Saved entries
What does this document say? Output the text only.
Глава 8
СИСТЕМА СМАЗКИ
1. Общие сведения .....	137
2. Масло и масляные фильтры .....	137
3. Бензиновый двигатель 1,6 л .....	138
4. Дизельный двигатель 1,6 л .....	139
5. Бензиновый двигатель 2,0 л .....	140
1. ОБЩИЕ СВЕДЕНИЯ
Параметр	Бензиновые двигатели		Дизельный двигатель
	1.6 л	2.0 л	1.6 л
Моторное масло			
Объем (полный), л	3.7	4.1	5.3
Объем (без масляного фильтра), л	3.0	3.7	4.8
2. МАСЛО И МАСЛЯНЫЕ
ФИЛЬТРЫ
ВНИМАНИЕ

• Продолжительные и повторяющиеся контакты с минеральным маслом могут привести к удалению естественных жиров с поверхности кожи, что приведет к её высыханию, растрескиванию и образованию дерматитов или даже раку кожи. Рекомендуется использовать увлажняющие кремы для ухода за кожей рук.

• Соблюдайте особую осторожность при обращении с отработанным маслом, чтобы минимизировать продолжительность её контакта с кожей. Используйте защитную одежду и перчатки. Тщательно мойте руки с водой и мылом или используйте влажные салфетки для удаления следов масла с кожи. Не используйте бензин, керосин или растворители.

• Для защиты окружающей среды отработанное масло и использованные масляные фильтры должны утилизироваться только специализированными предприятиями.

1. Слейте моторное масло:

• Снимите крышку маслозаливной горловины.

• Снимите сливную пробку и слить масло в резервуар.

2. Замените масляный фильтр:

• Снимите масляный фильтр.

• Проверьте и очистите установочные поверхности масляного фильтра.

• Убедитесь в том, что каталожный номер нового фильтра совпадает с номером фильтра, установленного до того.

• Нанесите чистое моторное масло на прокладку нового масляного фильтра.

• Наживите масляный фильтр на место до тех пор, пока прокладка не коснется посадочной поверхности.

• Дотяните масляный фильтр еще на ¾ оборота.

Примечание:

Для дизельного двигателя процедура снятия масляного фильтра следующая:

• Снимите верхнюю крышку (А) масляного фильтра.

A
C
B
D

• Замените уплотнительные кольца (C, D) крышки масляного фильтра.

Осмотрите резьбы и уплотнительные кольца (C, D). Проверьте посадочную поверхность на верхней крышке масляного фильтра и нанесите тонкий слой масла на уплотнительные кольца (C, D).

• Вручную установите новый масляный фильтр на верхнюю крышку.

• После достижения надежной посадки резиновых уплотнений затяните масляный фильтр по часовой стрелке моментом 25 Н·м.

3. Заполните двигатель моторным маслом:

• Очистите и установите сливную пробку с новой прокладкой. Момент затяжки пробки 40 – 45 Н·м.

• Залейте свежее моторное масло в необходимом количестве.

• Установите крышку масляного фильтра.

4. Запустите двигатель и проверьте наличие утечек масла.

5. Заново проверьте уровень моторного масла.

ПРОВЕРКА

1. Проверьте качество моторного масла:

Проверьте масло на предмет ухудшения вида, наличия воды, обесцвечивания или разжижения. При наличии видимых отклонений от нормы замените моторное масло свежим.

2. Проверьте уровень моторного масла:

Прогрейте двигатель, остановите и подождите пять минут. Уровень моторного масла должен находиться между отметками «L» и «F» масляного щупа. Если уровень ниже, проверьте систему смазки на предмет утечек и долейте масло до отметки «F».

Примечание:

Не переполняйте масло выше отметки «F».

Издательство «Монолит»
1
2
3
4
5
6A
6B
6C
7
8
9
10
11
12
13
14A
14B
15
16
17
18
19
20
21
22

-- Instruction --
Select all lines in the listing above where the word "отметки" appears, and show them.

-- Correct response --
Прогрейте двигатель, остановите и подождите пять минут. Уровень моторного масла должен находиться между отметками «L» и «F» масляного щупа. Если уровень ниже, проверьте систему смазки на предмет утечек и долейте масло до отметки «F».
Не переполняйте масло выше отметки «F».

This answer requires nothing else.